Exercise instructions:
Find the string "recurring" in the records. Copy every line it appears in.

------------------------------------

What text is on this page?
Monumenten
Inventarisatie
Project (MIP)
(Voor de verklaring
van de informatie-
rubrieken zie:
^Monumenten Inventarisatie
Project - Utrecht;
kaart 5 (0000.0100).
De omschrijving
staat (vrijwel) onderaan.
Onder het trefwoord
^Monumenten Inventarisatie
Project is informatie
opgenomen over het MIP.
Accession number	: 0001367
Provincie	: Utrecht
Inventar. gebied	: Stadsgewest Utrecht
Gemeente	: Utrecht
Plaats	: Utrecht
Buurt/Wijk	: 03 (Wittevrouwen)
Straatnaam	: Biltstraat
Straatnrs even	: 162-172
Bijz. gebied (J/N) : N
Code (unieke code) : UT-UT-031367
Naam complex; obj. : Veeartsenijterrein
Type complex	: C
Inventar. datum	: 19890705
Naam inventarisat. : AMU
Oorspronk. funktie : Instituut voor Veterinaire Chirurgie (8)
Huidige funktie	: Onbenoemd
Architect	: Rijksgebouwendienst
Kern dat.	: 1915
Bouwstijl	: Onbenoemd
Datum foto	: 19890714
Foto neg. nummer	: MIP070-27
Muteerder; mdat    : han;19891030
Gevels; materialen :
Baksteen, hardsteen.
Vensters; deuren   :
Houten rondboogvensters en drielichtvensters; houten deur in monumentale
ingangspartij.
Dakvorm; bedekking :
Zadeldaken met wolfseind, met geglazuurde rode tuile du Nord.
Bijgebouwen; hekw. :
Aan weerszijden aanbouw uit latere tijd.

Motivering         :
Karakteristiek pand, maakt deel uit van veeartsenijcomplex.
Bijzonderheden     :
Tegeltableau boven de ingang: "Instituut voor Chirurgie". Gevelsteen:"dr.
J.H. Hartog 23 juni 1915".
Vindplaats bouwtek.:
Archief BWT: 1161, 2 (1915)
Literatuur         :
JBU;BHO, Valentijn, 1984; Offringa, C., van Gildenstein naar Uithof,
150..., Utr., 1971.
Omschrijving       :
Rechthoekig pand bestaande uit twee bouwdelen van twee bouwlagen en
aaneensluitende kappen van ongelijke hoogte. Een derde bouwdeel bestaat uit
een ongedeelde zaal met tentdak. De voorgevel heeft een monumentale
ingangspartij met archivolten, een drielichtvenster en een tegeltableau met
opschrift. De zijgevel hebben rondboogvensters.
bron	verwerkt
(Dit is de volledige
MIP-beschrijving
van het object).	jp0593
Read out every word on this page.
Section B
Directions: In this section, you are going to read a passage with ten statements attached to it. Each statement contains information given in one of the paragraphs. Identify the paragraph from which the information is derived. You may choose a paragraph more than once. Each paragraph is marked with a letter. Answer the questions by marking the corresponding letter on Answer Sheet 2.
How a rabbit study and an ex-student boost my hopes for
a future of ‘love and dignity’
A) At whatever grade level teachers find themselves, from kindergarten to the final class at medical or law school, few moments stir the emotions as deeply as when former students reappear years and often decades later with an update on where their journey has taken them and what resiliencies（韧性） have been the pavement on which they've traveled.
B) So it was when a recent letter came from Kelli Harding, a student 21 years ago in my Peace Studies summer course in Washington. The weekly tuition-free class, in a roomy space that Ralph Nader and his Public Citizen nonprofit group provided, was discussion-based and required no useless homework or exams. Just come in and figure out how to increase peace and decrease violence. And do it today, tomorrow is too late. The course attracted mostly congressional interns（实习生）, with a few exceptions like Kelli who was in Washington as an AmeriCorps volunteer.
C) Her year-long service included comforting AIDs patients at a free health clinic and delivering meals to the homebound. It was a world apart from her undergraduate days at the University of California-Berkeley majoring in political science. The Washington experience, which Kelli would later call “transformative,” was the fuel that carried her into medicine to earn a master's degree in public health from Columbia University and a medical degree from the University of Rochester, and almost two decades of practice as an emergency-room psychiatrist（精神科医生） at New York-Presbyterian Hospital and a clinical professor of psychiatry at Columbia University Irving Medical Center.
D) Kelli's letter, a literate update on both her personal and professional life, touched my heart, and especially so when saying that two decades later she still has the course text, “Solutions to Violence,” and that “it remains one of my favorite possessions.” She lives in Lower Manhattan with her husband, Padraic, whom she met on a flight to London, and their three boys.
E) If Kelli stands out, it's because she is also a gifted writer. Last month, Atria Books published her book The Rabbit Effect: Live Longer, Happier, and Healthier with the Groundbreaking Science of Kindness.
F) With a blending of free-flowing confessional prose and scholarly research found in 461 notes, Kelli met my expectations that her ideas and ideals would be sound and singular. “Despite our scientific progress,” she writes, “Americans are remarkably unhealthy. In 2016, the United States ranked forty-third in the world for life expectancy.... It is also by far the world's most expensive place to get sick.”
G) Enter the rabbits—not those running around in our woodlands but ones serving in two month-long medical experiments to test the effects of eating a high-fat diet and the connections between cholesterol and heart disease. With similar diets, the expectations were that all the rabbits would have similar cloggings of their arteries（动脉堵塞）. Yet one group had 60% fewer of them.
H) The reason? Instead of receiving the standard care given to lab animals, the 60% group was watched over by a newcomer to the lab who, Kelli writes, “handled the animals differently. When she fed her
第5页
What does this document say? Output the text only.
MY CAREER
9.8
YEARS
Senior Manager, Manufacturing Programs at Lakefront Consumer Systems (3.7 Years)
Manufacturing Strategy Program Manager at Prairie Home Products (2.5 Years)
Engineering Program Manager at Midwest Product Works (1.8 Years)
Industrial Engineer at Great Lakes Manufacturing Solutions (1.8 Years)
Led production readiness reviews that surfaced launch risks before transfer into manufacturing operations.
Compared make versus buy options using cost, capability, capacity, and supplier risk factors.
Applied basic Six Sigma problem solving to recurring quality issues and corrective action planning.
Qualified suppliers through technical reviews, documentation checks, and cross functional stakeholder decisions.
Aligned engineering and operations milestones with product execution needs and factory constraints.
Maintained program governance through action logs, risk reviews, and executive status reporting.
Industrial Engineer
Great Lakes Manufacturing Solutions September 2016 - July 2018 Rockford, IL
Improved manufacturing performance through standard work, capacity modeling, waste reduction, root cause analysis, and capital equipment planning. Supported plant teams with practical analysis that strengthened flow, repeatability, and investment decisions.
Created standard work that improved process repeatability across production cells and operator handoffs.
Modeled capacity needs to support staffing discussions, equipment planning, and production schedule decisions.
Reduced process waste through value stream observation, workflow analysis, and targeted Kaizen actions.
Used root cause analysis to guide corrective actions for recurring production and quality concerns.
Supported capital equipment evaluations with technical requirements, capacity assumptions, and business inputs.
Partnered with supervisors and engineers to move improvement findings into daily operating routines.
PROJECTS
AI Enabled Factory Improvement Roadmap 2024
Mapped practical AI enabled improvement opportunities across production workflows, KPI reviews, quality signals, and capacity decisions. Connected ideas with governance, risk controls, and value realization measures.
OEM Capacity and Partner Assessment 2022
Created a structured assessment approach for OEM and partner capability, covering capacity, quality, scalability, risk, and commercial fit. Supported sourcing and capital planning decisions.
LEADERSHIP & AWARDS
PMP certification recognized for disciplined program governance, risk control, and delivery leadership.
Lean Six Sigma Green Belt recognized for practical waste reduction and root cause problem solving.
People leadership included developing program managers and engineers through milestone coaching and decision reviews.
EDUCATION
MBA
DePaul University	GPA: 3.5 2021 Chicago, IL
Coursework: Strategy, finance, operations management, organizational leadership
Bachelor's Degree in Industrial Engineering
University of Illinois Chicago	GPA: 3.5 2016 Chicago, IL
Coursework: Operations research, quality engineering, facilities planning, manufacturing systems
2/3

------------------------------------

Response for this exercise:
Applied basic Six Sigma problem solving to recurring quality issues and corrective action planning.
Used root cause analysis to guide corrective actions for recurring production and quality concerns.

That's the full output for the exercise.